_Task instructions_
Scan the material and copy every line in which "place" appears.

---- Input records

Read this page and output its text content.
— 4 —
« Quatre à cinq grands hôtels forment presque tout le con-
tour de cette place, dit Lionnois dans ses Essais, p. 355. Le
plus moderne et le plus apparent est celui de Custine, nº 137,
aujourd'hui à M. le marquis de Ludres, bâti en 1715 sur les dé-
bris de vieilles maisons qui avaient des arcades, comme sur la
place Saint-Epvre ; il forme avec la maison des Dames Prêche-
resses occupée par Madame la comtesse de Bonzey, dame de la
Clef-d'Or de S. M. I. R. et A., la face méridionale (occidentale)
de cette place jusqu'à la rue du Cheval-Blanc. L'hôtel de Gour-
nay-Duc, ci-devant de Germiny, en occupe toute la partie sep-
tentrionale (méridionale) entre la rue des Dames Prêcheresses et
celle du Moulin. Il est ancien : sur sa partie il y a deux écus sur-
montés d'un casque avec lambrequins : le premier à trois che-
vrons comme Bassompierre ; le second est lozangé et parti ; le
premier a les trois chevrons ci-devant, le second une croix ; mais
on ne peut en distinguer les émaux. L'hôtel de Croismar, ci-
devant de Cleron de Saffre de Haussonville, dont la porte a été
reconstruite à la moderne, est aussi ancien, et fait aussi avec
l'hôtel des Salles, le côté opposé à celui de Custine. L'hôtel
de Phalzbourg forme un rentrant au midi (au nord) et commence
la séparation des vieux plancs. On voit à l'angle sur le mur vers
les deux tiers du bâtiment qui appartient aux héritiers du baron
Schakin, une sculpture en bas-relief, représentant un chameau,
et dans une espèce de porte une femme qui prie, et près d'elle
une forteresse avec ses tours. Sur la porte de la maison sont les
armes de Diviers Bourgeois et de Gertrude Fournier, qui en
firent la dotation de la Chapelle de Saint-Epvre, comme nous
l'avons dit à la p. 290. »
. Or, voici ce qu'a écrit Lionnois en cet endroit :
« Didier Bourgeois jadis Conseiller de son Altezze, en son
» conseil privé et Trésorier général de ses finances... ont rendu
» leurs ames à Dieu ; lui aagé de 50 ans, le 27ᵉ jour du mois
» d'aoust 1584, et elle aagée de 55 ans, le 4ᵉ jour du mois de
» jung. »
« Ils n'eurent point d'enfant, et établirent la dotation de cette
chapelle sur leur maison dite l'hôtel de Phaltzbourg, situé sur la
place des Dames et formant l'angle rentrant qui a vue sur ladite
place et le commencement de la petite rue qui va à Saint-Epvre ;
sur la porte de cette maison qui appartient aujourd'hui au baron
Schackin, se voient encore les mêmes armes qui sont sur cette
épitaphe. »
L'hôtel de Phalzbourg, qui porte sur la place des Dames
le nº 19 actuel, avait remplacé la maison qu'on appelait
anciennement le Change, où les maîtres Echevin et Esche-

--------

_Result_
tour de cette place, dit Lionnois dans ses Essais, p. 355. Le
place Saint-Epvre ; il forme avec la maison des Dames Prêche-
de cette place jusqu'à la rue du Cheval-Blanc. L'hôtel de Gour-
place des Dames et formant l'angle rentrant qui a vue sur ladite
place et le commencement de la petite rue qui va à Saint-Epvre ;
L'hôtel de Phalzbourg, qui porte sur la place des Dames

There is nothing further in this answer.